* **Challenge**: Select from the data all lines with the word "double".

Dataset entries on figures:
□ □ □ □ □ □ □

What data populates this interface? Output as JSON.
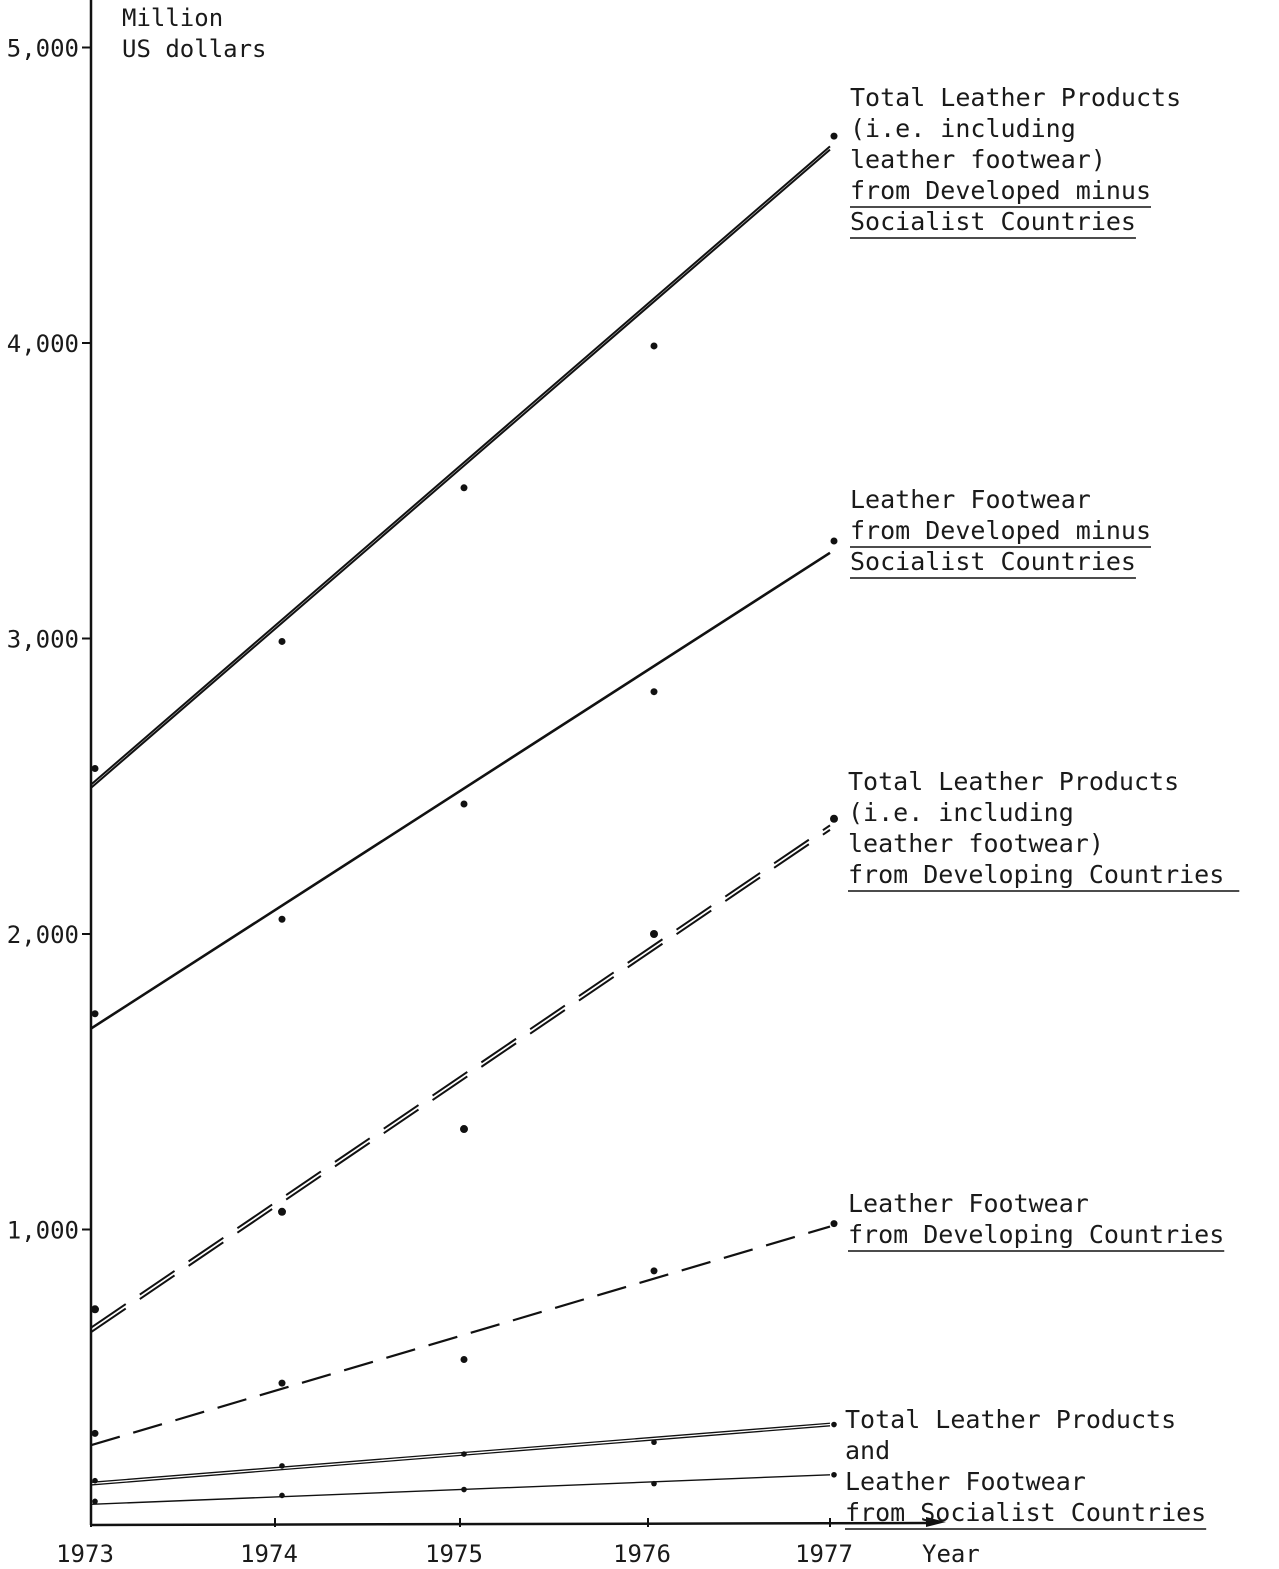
{
  "chart_data": {
    "type": "line",
    "ylabel": [
      "Million",
      "US dollars"
    ],
    "xlabel": "Year",
    "x": [
      1973,
      1974,
      1975,
      1976,
      1977
    ],
    "x_tick_labels": [
      "1973",
      "1974",
      "1975",
      "1976",
      "1977"
    ],
    "ylim": [
      0,
      5150
    ],
    "xlim": [
      1973,
      1977.6
    ],
    "y_ticks": [
      1000,
      2000,
      3000,
      4000,
      5000
    ],
    "y_tick_labels": [
      "1,000",
      "2,000",
      "3,000",
      "4,000",
      "5,000"
    ],
    "grid": false,
    "series": [
      {
        "style": "double-solid",
        "points": [
          2560,
          2990,
          3510,
          3990,
          4700
        ],
        "trend": [
          2500,
          4660
        ],
        "label_lines": [
          {
            "text": "Total Leather Products",
            "underline": false
          },
          {
            "text": "(i.e. including",
            "underline": false
          },
          {
            "text": " leather footwear)",
            "underline": false
          },
          {
            "text": "from Developed minus",
            "underline": true
          },
          {
            "text": "Socialist Countries",
            "underline": true
          }
        ]
      },
      {
        "style": "solid",
        "points": [
          1730,
          2050,
          2440,
          2820,
          3330
        ],
        "trend": [
          1680,
          3290
        ],
        "label_lines": [
          {
            "text": "Leather Footwear",
            "underline": false
          },
          {
            "text": "from Developed minus",
            "underline": true
          },
          {
            "text": "Socialist Countries",
            "underline": true
          }
        ]
      },
      {
        "style": "double-dashed",
        "points": [
          730,
          1060,
          1340,
          2000,
          2390
        ],
        "trend": [
          660,
          2360
        ],
        "label_lines": [
          {
            "text": "Total Leather Products",
            "underline": false
          },
          {
            "text": "(i.e. including",
            "underline": false
          },
          {
            "text": " leather footwear)",
            "underline": false
          },
          {
            "text": "from  Developing Countries",
            "underline": true
          }
        ]
      },
      {
        "style": "dashed",
        "points": [
          310,
          480,
          560,
          860,
          1020
        ],
        "trend": [
          270,
          1010
        ],
        "label_lines": [
          {
            "text": "Leather Footwear",
            "underline": false
          },
          {
            "text": "from Developing Countries",
            "underline": true
          }
        ]
      },
      {
        "style": "thin-double",
        "points": [
          150,
          200,
          240,
          280,
          340
        ],
        "trend": [
          140,
          340
        ],
        "label_lines": []
      },
      {
        "style": "thin",
        "points": [
          80,
          100,
          120,
          140,
          170
        ],
        "trend": [
          70,
          170
        ],
        "label_lines": [
          {
            "text": "Total Leather Products",
            "underline": false
          },
          {
            "text": "and",
            "underline": false
          },
          {
            "text": "Leather Footwear",
            "underline": false
          },
          {
            "text": "from Socialist Countries",
            "underline": true
          }
        ]
      }
    ]
  }
}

□ □ □ □ □ □ □

* **Response to this task**:
        "style": "double-solid",
        "style": "double-dashed",
        "style": "thin-double",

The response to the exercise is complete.